■ Problem description:
Exactly reproduce each entry, leaving out nothing.

Saved entries:

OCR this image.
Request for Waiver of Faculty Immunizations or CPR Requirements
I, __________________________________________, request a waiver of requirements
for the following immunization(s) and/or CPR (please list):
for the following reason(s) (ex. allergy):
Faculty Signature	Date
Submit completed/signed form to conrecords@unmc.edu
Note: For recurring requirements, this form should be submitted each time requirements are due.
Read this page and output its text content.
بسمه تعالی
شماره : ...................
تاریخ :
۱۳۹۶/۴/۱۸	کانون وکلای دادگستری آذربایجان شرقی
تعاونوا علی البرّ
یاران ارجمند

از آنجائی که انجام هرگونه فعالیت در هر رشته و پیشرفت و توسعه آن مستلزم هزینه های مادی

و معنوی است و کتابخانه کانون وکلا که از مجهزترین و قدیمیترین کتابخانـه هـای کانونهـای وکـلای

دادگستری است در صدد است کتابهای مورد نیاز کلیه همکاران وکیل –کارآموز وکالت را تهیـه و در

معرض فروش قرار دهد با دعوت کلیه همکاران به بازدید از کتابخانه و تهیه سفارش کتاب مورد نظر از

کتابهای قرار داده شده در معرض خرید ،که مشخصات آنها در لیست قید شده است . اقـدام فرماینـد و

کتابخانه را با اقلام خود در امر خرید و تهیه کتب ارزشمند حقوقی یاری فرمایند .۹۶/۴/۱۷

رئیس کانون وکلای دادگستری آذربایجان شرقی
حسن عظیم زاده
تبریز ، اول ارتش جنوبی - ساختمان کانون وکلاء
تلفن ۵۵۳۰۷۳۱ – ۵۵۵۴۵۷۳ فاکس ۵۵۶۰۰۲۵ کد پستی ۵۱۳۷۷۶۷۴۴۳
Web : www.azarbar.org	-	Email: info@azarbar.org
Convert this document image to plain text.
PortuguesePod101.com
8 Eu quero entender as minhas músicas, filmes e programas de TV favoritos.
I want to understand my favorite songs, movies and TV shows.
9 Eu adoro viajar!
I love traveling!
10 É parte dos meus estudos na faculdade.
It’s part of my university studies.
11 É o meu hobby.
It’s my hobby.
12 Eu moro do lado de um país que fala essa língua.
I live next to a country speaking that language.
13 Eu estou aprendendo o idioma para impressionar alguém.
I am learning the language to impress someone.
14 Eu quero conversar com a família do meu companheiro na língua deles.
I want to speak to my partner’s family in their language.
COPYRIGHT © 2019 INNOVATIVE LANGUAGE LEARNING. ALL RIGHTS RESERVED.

■ Result of the exercise:
OCR this image.
Request for Waiver of Faculty Immunizations or CPR Requirements
I, __________________________________________, request a waiver of requirements
for the following immunization(s) and/or CPR (please list):
for the following reason(s) (ex. allergy):
Faculty Signature	Date
Submit completed/signed form to conrecords@unmc.edu
Note: For recurring requirements, this form should be submitted each time requirements are due.
Read this page and output its text content.
بسمه تعالی
شماره : ...................
تاریخ :
۱۳۹۶/۴/۱۸	کانون وکلای دادگستری آذربایجان شرقی
تعاونوا علی البرّ
یاران ارجمند

از آنجائی که انجام هرگونه فعالیت در هر رشته و پیشرفت و توسعه آن مستلزم هزینه های مادی

و معنوی است و کتابخانه کانون وکلا که از مجهزترین و قدیمیترین کتابخانـه هـای کانونهـای وکـلای

دادگستری است در صدد است کتابهای مورد نیاز کلیه همکاران وکیل –کارآموز وکالت را تهیـه و در

معرض فروش قرار دهد با دعوت کلیه همکاران به بازدید از کتابخانه و تهیه سفارش کتاب مورد نظر از

کتابهای قرار داده شده در معرض خرید ،که مشخصات آنها در لیست قید شده است . اقـدام فرماینـد و

کتابخانه را با اقلام خود در امر خرید و تهیه کتب ارزشمند حقوقی یاری فرمایند .۹۶/۴/۱۷

رئیس کانون وکلای دادگستری آذربایجان شرقی
حسن عظیم زاده
تبریز ، اول ارتش جنوبی - ساختمان کانون وکلاء
تلفن ۵۵۳۰۷۳۱ – ۵۵۵۴۵۷۳ فاکس ۵۵۶۰۰۲۵ کد پستی ۵۱۳۷۷۶۷۴۴۳
Web : www.azarbar.org	-	Email: info@azarbar.org
Convert this document image to plain text.
PortuguesePod101.com
8 Eu quero entender as minhas músicas, filmes e programas de TV favoritos.
I want to understand my favorite songs, movies and TV shows.
9 Eu adoro viajar!
I love traveling!
10 É parte dos meus estudos na faculdade.
It’s part of my university studies.
11 É o meu hobby.
It’s my hobby.
12 Eu moro do lado de um país que fala essa língua.
I live next to a country speaking that language.
13 Eu estou aprendendo o idioma para impressionar alguém.
I am learning the language to impress someone.
14 Eu quero conversar com a família do meu companheiro na língua deles.
I want to speak to my partner’s family in their language.
COPYRIGHT © 2019 INNOVATIVE LANGUAGE LEARNING. ALL RIGHTS RESERVED.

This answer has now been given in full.